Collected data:
· · · ·
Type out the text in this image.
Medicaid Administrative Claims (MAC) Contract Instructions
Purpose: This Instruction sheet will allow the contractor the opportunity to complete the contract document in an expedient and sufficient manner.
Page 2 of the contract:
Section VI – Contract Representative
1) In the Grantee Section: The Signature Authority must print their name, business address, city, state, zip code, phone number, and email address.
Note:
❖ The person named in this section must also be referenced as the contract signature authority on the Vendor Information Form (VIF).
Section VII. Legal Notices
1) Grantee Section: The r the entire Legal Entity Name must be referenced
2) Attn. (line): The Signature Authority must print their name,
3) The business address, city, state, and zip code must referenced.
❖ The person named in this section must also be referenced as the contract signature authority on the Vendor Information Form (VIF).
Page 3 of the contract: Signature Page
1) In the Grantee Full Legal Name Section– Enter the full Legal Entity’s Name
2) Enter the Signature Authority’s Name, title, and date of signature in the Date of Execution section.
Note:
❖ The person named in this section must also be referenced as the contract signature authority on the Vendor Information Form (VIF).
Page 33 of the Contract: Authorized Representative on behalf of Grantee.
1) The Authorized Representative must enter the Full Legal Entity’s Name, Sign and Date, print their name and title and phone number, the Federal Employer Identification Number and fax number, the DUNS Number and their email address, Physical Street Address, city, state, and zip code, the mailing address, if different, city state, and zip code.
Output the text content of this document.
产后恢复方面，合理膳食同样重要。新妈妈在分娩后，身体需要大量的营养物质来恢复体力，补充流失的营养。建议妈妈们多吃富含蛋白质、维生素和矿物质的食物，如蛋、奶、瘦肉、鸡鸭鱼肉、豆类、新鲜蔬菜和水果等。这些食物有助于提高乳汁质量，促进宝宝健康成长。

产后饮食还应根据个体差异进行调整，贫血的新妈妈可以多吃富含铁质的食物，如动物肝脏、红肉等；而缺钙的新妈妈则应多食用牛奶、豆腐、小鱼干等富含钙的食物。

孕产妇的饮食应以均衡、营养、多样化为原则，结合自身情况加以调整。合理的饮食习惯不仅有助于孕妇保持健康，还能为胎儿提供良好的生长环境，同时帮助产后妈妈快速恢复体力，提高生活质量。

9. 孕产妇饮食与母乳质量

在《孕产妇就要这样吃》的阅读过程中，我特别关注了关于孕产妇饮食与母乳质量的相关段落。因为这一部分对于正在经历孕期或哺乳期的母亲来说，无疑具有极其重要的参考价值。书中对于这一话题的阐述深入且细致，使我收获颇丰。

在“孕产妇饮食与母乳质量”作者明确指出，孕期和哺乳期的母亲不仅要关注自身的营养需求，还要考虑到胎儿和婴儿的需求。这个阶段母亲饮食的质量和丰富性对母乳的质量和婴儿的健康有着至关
· · · ·
▸ **The problem**
Every line from the one holding "Output the text content of this document." through the final line of the listing must be echoed exactly; leave out all other lines.

▸ **Completed task**
Output the text content of this document.
产后恢复方面，合理膳食同样重要。新妈妈在分娩后，身体需要大量的营养物质来恢复体力，补充流失的营养。建议妈妈们多吃富含蛋白质、维生素和矿物质的食物，如蛋、奶、瘦肉、鸡鸭鱼肉、豆类、新鲜蔬菜和水果等。这些食物有助于提高乳汁质量，促进宝宝健康成长。

产后饮食还应根据个体差异进行调整，贫血的新妈妈可以多吃富含铁质的食物，如动物肝脏、红肉等；而缺钙的新妈妈则应多食用牛奶、豆腐、小鱼干等富含钙的食物。

孕产妇的饮食应以均衡、营养、多样化为原则，结合自身情况加以调整。合理的饮食习惯不仅有助于孕妇保持健康，还能为胎儿提供良好的生长环境，同时帮助产后妈妈快速恢复体力，提高生活质量。

9. 孕产妇饮食与母乳质量

在《孕产妇就要这样吃》的阅读过程中，我特别关注了关于孕产妇饮食与母乳质量的相关段落。因为这一部分对于正在经历孕期或哺乳期的母亲来说，无疑具有极其重要的参考价值。书中对于这一话题的阐述深入且细致，使我收获颇丰。

在“孕产妇饮食与母乳质量”作者明确指出，孕期和哺乳期的母亲不仅要关注自身的营养需求，还要考虑到胎儿和婴儿的需求。这个阶段母亲饮食的质量和丰富性对母乳的质量和婴儿的健康有着至关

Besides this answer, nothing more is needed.